* _Entries provided_:

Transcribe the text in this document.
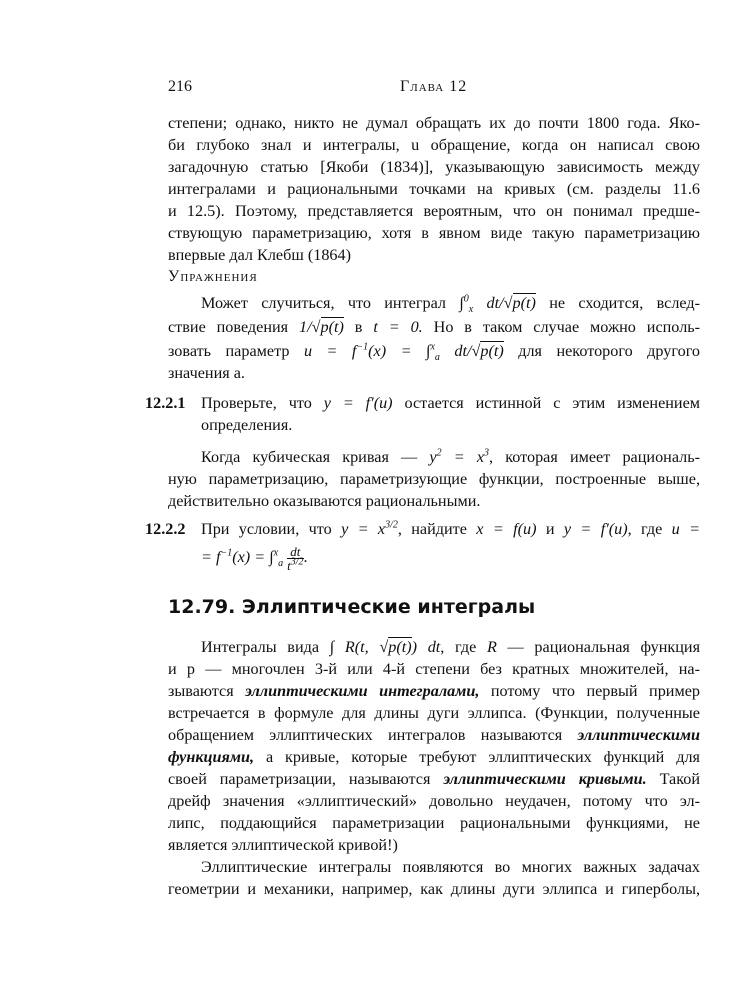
216	Глава 12
степени; однако, никто не думал обращать их до почти 1800 года. Яко-
би глубоко знал и интегралы, u обращение, когда он написал свою
загадочную статью [Якоби (1834)], указывающую зависимость между
интегралами и рациональными точками на кривых (см. разделы 11.6
и 12.5). Поэтому, представляется вероятным, что он понимал предше-
ствующую параметризацию, хотя в явном виде такую параметризацию
впервые дал Клебш (1864)
Упражнения
Может случиться, что интеграл ∫$^0_x$ dt/√p(t) не сходится, вслед-
ствие поведения 1/√p(t) в t = 0. Но в таком случае можно исполь-
зовать параметр $u = f^{-1}(x) = \int^x_a$ dt/√p(t) для некоторого другого
значения a.
12.2.1 Проверьте, что y = f′(u) остается истинной с этим изменением
определения.
Когда кубическая кривая — $y^2 = x^3$, которая имеет рациональ-
ную параметризацию, параметризующие функции, построенные выше,
действительно оказываются рациональными.
12.2.2 При условии, что $y = x^{3/2}$, найдите x = f(u) и y = f′(u), где u =
= $f^{-1}(x) = \int^x_a \frac{dt}{t^{3/2}}$ .
12.79. Эллиптические интегралы
Интегралы вида ∫ R(t, √p(t)) dt, где R — рациональная функция
и p — многочлен 3-й или 4-й степени без кратных множителей, на-
зываются эллиптическими интегралами, потому что первый пример
встречается в формуле для длины дуги эллипса. (Функции, полученные
обращением эллиптических интегралов называются эллиптическими
функциями, а кривые, которые требуют эллиптических функций для
своей параметризации, называются эллиптическими кривыми. Такой
дрейф значения «эллиптический» довольно неудачен, потому что эл-
липс, поддающийся параметризации рациональными функциями, не
является эллиптической кривой!)
Эллиптические интегралы появляются во многих важных задачах
геометрии и механики, например, как длины дуги эллипса и гиперболы,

* _Work required_: The word "параметризацию" may occur in lines of the records. Report how many such lines there are, giving only the number.

* _Completed exercise_: 2